* _Short task_
Each record must be retyped in full. No character may differ.

• • • •

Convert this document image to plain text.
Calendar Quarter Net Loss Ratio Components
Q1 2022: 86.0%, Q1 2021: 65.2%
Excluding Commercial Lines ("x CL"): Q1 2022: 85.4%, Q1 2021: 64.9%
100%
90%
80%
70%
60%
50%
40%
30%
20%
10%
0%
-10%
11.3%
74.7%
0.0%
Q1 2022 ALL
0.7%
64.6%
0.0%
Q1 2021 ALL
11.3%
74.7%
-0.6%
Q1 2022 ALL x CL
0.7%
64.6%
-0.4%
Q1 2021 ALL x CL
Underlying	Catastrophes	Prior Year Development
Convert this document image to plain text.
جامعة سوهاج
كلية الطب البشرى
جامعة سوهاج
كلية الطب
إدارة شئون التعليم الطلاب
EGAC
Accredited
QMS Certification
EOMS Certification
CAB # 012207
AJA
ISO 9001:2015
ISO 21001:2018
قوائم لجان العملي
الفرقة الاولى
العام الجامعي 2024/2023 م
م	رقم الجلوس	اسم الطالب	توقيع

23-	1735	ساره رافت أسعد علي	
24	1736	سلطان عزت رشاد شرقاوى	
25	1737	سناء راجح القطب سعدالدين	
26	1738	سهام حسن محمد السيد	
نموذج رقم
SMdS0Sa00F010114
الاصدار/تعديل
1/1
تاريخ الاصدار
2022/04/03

• • • •

* _Full response_
Convert this document image to plain text.
Calendar Quarter Net Loss Ratio Components
Q1 2022: 86.0%, Q1 2021: 65.2%
Excluding Commercial Lines ("x CL"): Q1 2022: 85.4%, Q1 2021: 64.9%
100%
90%
80%
70%
60%
50%
40%
30%
20%
10%
0%
-10%
11.3%
74.7%
0.0%
Q1 2022 ALL
0.7%
64.6%
0.0%
Q1 2021 ALL
11.3%
74.7%
-0.6%
Q1 2022 ALL x CL
0.7%
64.6%
-0.4%
Q1 2021 ALL x CL
Underlying	Catastrophes	Prior Year Development
Convert this document image to plain text.
جامعة سوهاج
كلية الطب البشرى
جامعة سوهاج
كلية الطب
إدارة شئون التعليم الطلاب
EGAC
Accredited
QMS Certification
EOMS Certification
CAB # 012207
AJA
ISO 9001:2015
ISO 21001:2018
قوائم لجان العملي
الفرقة الاولى
العام الجامعي 2024/2023 م
م	رقم الجلوس	اسم الطالب	توقيع

23-	1735	ساره رافت أسعد علي	
24	1736	سلطان عزت رشاد شرقاوى	
25	1737	سناء راجح القطب سعدالدين	
26	1738	سهام حسن محمد السيد	
نموذج رقم
SMdS0Sa00F010114
الاصدار/تعديل
1/1
تاريخ الاصدار
2022/04/03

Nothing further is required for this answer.